• _Set task_
Report each line of the records below that contains the string "tick", copying every such line in full.

#### Extracted records

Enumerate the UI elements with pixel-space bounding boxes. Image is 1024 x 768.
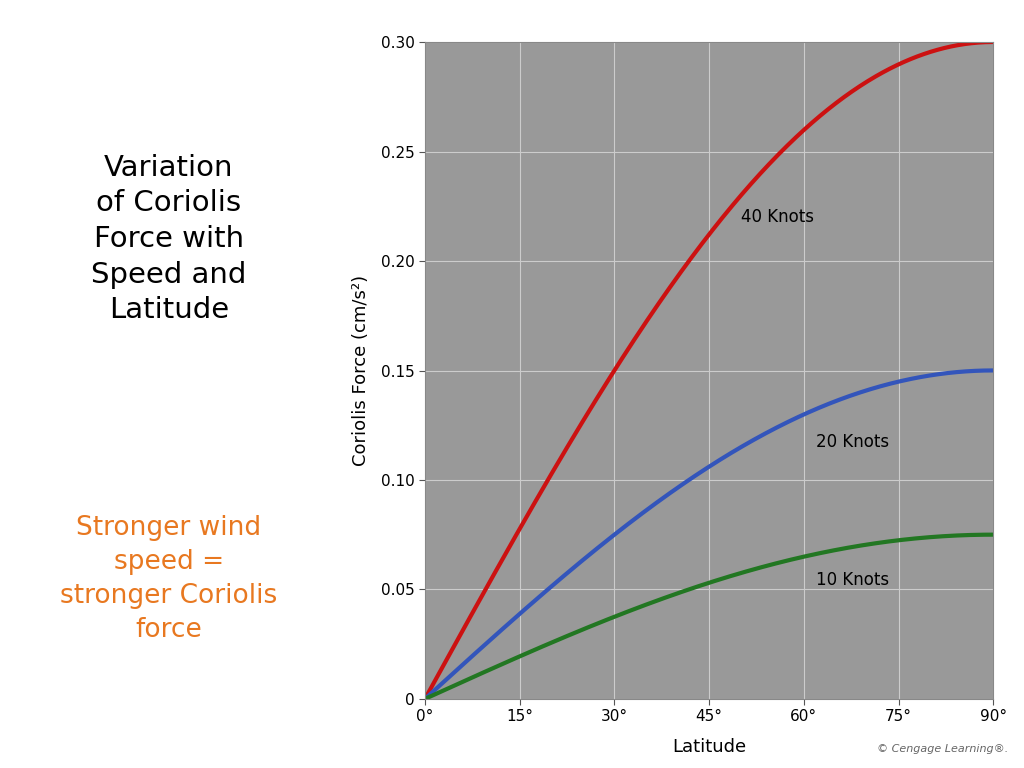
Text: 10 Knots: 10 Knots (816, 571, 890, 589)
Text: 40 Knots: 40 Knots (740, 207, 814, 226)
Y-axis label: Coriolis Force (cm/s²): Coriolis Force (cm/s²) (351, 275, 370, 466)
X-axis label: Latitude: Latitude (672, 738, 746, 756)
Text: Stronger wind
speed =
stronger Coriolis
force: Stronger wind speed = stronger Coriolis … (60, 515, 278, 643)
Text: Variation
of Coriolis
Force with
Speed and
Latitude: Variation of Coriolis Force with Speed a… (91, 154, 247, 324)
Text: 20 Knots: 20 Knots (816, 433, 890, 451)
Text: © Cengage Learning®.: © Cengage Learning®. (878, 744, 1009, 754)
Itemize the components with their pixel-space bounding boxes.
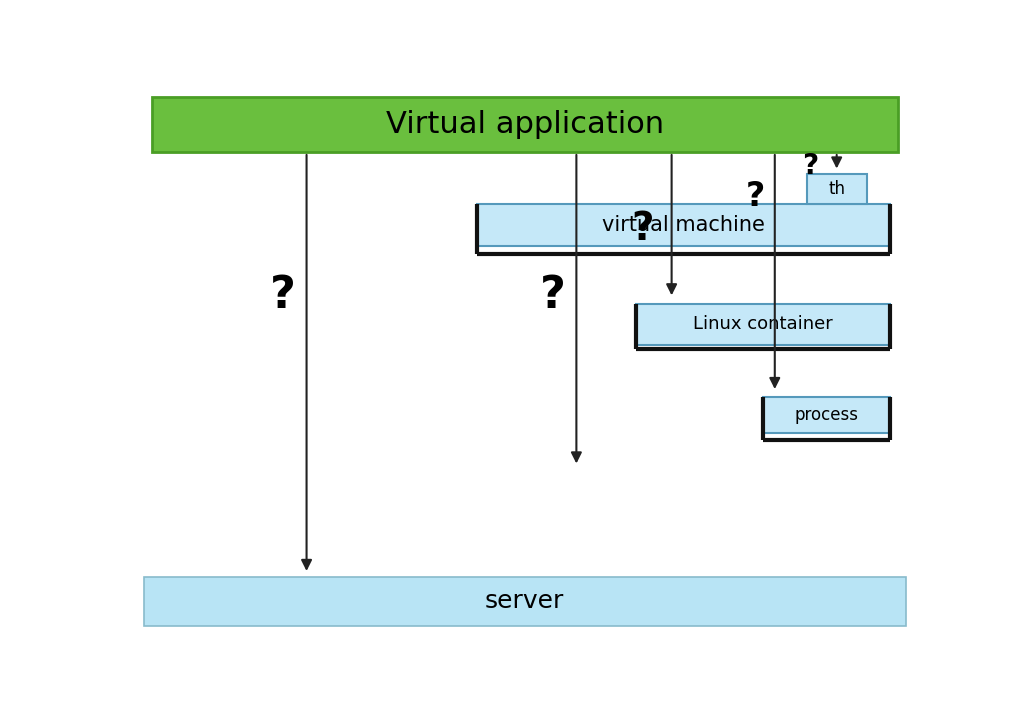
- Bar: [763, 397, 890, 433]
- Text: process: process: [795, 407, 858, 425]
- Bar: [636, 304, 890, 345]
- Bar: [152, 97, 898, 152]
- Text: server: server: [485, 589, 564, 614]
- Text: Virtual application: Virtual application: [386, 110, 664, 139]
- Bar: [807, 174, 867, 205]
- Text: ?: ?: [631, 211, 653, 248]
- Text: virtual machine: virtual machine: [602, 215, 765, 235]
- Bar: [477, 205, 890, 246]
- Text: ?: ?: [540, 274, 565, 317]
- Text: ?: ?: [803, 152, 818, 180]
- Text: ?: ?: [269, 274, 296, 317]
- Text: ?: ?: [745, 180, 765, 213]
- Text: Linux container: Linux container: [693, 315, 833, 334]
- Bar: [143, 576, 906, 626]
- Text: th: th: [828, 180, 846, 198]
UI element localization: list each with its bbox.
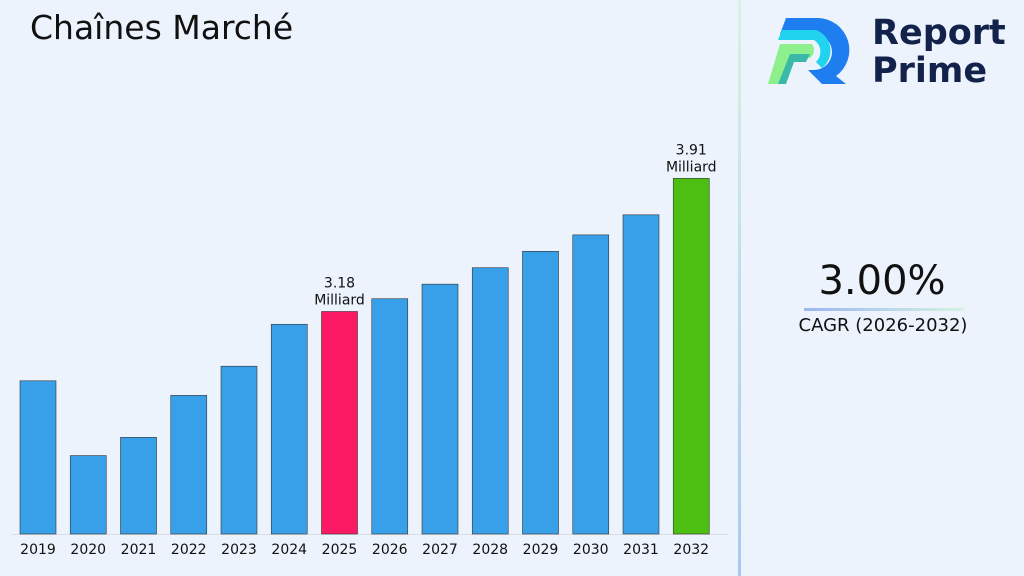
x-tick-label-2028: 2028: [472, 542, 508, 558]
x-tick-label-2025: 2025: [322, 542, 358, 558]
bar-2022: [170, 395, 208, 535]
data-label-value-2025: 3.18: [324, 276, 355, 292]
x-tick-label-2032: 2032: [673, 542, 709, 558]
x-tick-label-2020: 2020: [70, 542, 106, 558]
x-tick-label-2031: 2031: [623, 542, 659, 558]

########

• _Written solution_
x-tick-label-2028: 2028: [472, 542, 508, 558]
x-tick-label-2025: 2025: [322, 542, 358, 558]
x-tick-label-2032: 2032: [673, 542, 709, 558]
x-tick-label-2020: 2020: [70, 542, 106, 558]
x-tick-label-2031: 2031: [623, 542, 659, 558]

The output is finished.